Figure record extracts
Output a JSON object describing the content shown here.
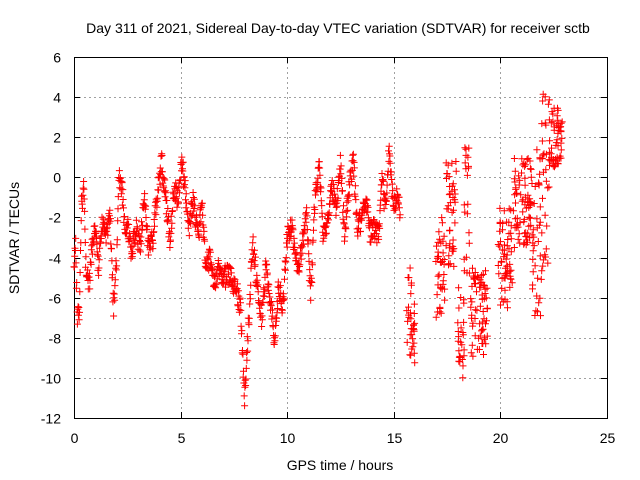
{
  "chart_data": {
    "type": "scatter",
    "title": "Day 311 of 2021, Sidereal Day-to-day VTEC variation (SDTVAR) for receiver sctb",
    "xlabel": "GPS time / hours",
    "ylabel": "SDTVAR / TECUs",
    "xlim": [
      0,
      25
    ],
    "ylim": [
      -12,
      6
    ],
    "xticks": [
      0,
      5,
      10,
      15,
      20,
      25
    ],
    "yticks": [
      -12,
      -10,
      -8,
      -6,
      -4,
      -2,
      0,
      2,
      4,
      6
    ],
    "grid": true,
    "marker": "+",
    "color": "#ff0000",
    "series": [
      {
        "name": "SDTVAR",
        "keyframes": [
          [
            0.0,
            -4.8
          ],
          [
            0.08,
            -3.5
          ],
          [
            0.15,
            -6.8
          ],
          [
            0.25,
            -7.0
          ],
          [
            0.35,
            -1.5
          ],
          [
            0.45,
            -0.5
          ],
          [
            0.55,
            -4.2
          ],
          [
            0.7,
            -5.5
          ],
          [
            0.85,
            -3.5
          ],
          [
            1.0,
            -2.5
          ],
          [
            1.15,
            -4.5
          ],
          [
            1.3,
            -2.2
          ],
          [
            1.5,
            -3.0
          ],
          [
            1.7,
            -2.0
          ],
          [
            1.85,
            -6.5
          ],
          [
            2.0,
            -4.0
          ],
          [
            2.1,
            0.2
          ],
          [
            2.25,
            -0.5
          ],
          [
            2.4,
            -3.0
          ],
          [
            2.55,
            -2.5
          ],
          [
            2.7,
            -3.8
          ],
          [
            2.9,
            -2.5
          ],
          [
            3.1,
            -3.5
          ],
          [
            3.3,
            -1.2
          ],
          [
            3.5,
            -3.5
          ],
          [
            3.7,
            -3.0
          ],
          [
            3.9,
            -1.0
          ],
          [
            4.1,
            0.8
          ],
          [
            4.3,
            -1.0
          ],
          [
            4.5,
            -3.0
          ],
          [
            4.7,
            -0.5
          ],
          [
            4.9,
            -1.2
          ],
          [
            5.05,
            0.9
          ],
          [
            5.2,
            -0.5
          ],
          [
            5.4,
            -2.5
          ],
          [
            5.6,
            -1.0
          ],
          [
            5.8,
            -3.0
          ],
          [
            6.0,
            -1.5
          ],
          [
            6.2,
            -4.5
          ],
          [
            6.4,
            -4.0
          ],
          [
            6.6,
            -5.5
          ],
          [
            6.8,
            -4.5
          ],
          [
            7.0,
            -5.0
          ],
          [
            7.3,
            -4.8
          ],
          [
            7.6,
            -5.5
          ],
          [
            7.8,
            -6.5
          ],
          [
            8.0,
            -11.0
          ],
          [
            8.1,
            -9.0
          ],
          [
            8.25,
            -6.0
          ],
          [
            8.4,
            -3.2
          ],
          [
            8.6,
            -5.5
          ],
          [
            8.8,
            -7.0
          ],
          [
            9.0,
            -4.5
          ],
          [
            9.2,
            -6.0
          ],
          [
            9.4,
            -8.0
          ],
          [
            9.6,
            -5.5
          ],
          [
            9.8,
            -6.5
          ],
          [
            10.0,
            -3.0
          ],
          [
            10.2,
            -2.5
          ],
          [
            10.5,
            -4.5
          ],
          [
            10.7,
            -3.5
          ],
          [
            10.9,
            -1.5
          ],
          [
            11.1,
            -6.0
          ],
          [
            11.3,
            -1.0
          ],
          [
            11.5,
            0.5
          ],
          [
            11.7,
            -3.0
          ],
          [
            11.9,
            -2.0
          ],
          [
            12.1,
            -0.5
          ],
          [
            12.3,
            -1.5
          ],
          [
            12.5,
            0.8
          ],
          [
            12.7,
            -3.0
          ],
          [
            12.9,
            -0.5
          ],
          [
            13.1,
            0.8
          ],
          [
            13.3,
            -2.5
          ],
          [
            13.5,
            -2.0
          ],
          [
            13.7,
            -1.0
          ],
          [
            13.9,
            -2.8
          ],
          [
            14.1,
            -2.5
          ],
          [
            14.3,
            -3.0
          ],
          [
            14.45,
            -0.2
          ],
          [
            14.6,
            -1.5
          ],
          [
            14.8,
            1.5
          ],
          [
            14.9,
            -0.5
          ],
          [
            15.0,
            -1.5
          ],
          [
            15.2,
            -0.8
          ],
          [
            15.3,
            -2.0
          ]
        ],
        "gaps": [
          [
            15.35,
            15.55
          ],
          [
            16.4,
            16.9
          ],
          [
            19.45,
            19.9
          ]
        ],
        "clusters": [
          {
            "x": [
              15.6,
              16.0
            ],
            "y": [
              -9.5,
              -4.5
            ]
          },
          {
            "x": [
              16.95,
              17.4
            ],
            "y": [
              -7.0,
              -2.0
            ]
          },
          {
            "x": [
              17.45,
              17.95
            ],
            "y": [
              -4.5,
              0.8
            ]
          },
          {
            "x": [
              18.0,
              18.3
            ],
            "y": [
              -10.0,
              -5.0
            ]
          },
          {
            "x": [
              18.3,
              18.55
            ],
            "y": [
              -5.0,
              1.5
            ]
          },
          {
            "x": [
              18.6,
              19.4
            ],
            "y": [
              -9.0,
              -4.5
            ]
          },
          {
            "x": [
              19.9,
              20.6
            ],
            "y": [
              -6.5,
              -1.5
            ]
          },
          {
            "x": [
              20.6,
              21.5
            ],
            "y": [
              -3.5,
              1.0
            ]
          },
          {
            "x": [
              21.5,
              21.9
            ],
            "y": [
              -7.0,
              1.5
            ]
          },
          {
            "x": [
              21.9,
              22.3
            ],
            "y": [
              -5.5,
              4.2
            ]
          },
          {
            "x": [
              22.3,
              22.9
            ],
            "y": [
              0.5,
              3.5
            ]
          }
        ]
      }
    ]
  }
}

▶ Instructions for the task: Go through the records and copy each line with "SDTVAR" in it.

▶ Exercise output:
    "title": "Day 311 of 2021, Sidereal Day-to-day VTEC variation (SDTVAR) for receiver sctb",
    "ylabel": "SDTVAR / TECUs",
        "name": "SDTVAR",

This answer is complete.